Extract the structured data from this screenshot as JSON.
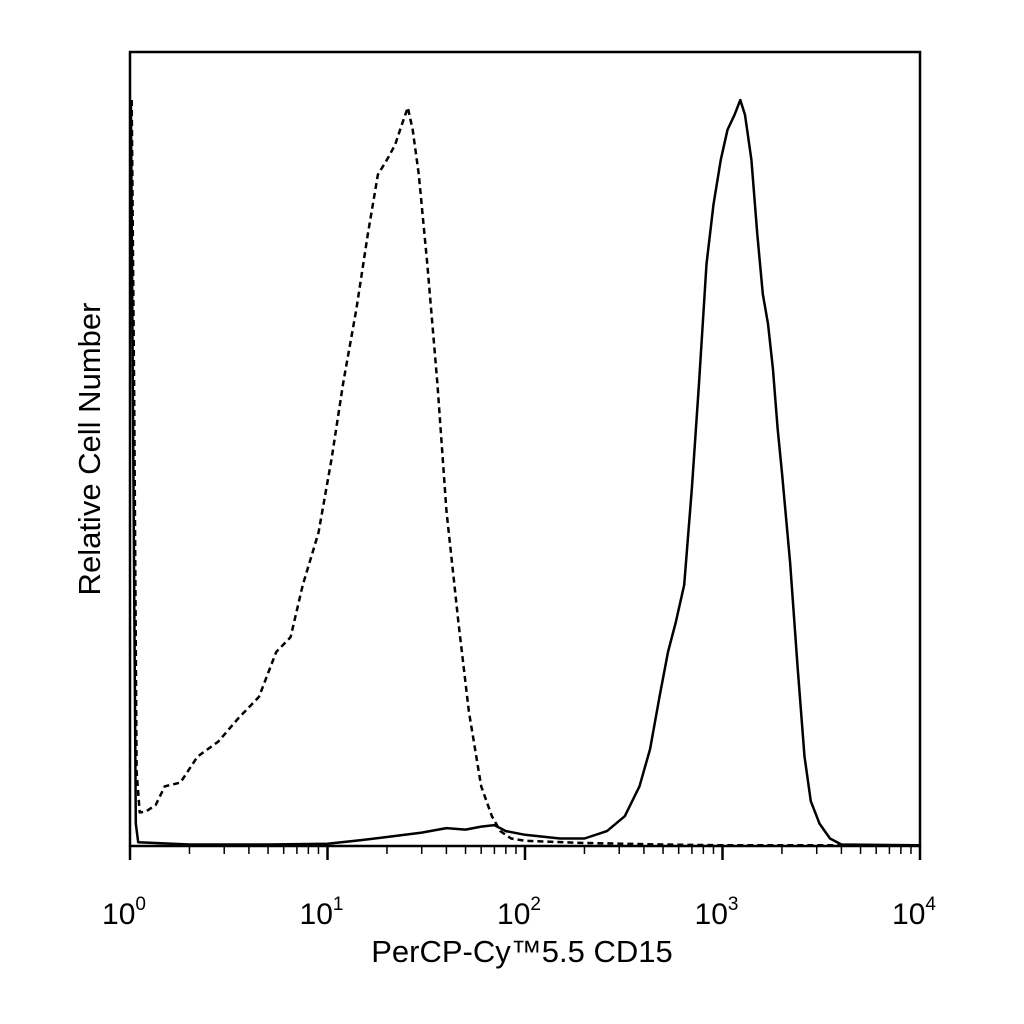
{
  "chart_data": {
    "type": "line",
    "title": "",
    "xlabel": "PerCP-Cy™5.5 CD15",
    "ylabel": "Relative Cell Number",
    "x_scale": "log",
    "xlim": [
      1,
      10000
    ],
    "ylim": [
      0,
      100
    ],
    "grid": false,
    "legend": "none",
    "x_ticks": [
      {
        "base": "10",
        "exp": "0",
        "value": 1
      },
      {
        "base": "10",
        "exp": "1",
        "value": 10
      },
      {
        "base": "10",
        "exp": "2",
        "value": 100
      },
      {
        "base": "10",
        "exp": "3",
        "value": 1000
      },
      {
        "base": "10",
        "exp": "4",
        "value": 10000
      }
    ],
    "series": [
      {
        "style": "dashed",
        "color": "#000000",
        "points": [
          [
            1.02,
            100
          ],
          [
            1.05,
            60
          ],
          [
            1.08,
            10
          ],
          [
            1.12,
            4.5
          ],
          [
            1.2,
            4.6
          ],
          [
            1.35,
            5.5
          ],
          [
            1.5,
            8
          ],
          [
            1.8,
            8.5
          ],
          [
            2.2,
            12
          ],
          [
            2.8,
            14
          ],
          [
            3.5,
            17
          ],
          [
            4.5,
            20
          ],
          [
            5.5,
            26
          ],
          [
            6.5,
            28
          ],
          [
            7.5,
            35
          ],
          [
            9,
            42
          ],
          [
            10.5,
            52
          ],
          [
            12,
            62
          ],
          [
            14,
            72
          ],
          [
            16,
            82
          ],
          [
            18,
            90
          ],
          [
            20,
            92
          ],
          [
            22,
            94
          ],
          [
            24,
            97
          ],
          [
            25.5,
            99
          ],
          [
            27,
            96
          ],
          [
            29,
            90
          ],
          [
            32,
            78
          ],
          [
            36,
            62
          ],
          [
            40,
            45
          ],
          [
            46,
            30
          ],
          [
            52,
            18
          ],
          [
            60,
            8
          ],
          [
            68,
            4
          ],
          [
            75,
            2
          ],
          [
            85,
            1
          ],
          [
            100,
            0.7
          ],
          [
            200,
            0.4
          ],
          [
            500,
            0.2
          ],
          [
            1000,
            0.1
          ],
          [
            5000,
            0.1
          ],
          [
            10000,
            0.1
          ]
        ]
      },
      {
        "style": "solid",
        "color": "#000000",
        "points": [
          [
            1.01,
            100
          ],
          [
            1.04,
            50
          ],
          [
            1.07,
            3
          ],
          [
            1.1,
            0.5
          ],
          [
            2,
            0.2
          ],
          [
            5,
            0.2
          ],
          [
            10,
            0.3
          ],
          [
            15,
            0.8
          ],
          [
            20,
            1.2
          ],
          [
            30,
            1.8
          ],
          [
            40,
            2.4
          ],
          [
            50,
            2.2
          ],
          [
            60,
            2.6
          ],
          [
            70,
            2.8
          ],
          [
            80,
            2.0
          ],
          [
            100,
            1.5
          ],
          [
            150,
            1.0
          ],
          [
            200,
            1.0
          ],
          [
            260,
            2.0
          ],
          [
            320,
            4
          ],
          [
            380,
            8
          ],
          [
            430,
            13
          ],
          [
            480,
            20
          ],
          [
            530,
            26
          ],
          [
            580,
            30
          ],
          [
            640,
            35
          ],
          [
            700,
            48
          ],
          [
            760,
            62
          ],
          [
            830,
            78
          ],
          [
            900,
            86
          ],
          [
            980,
            92
          ],
          [
            1060,
            96
          ],
          [
            1150,
            98
          ],
          [
            1230,
            100
          ],
          [
            1300,
            98
          ],
          [
            1400,
            92
          ],
          [
            1500,
            82
          ],
          [
            1600,
            74
          ],
          [
            1700,
            70
          ],
          [
            1800,
            64
          ],
          [
            1900,
            56
          ],
          [
            2000,
            50
          ],
          [
            2200,
            38
          ],
          [
            2400,
            24
          ],
          [
            2600,
            12
          ],
          [
            2800,
            6
          ],
          [
            3100,
            3
          ],
          [
            3500,
            1
          ],
          [
            4000,
            0.2
          ],
          [
            10000,
            0.1
          ]
        ]
      }
    ]
  }
}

──────────

▶ _Problem to solve_: Report each line in the preceding entries that holds the string "value".

▶ _Answer to this task_:
        "value": 1
        "value": 10
        "value": 100
        "value": 1000
        "value": 10000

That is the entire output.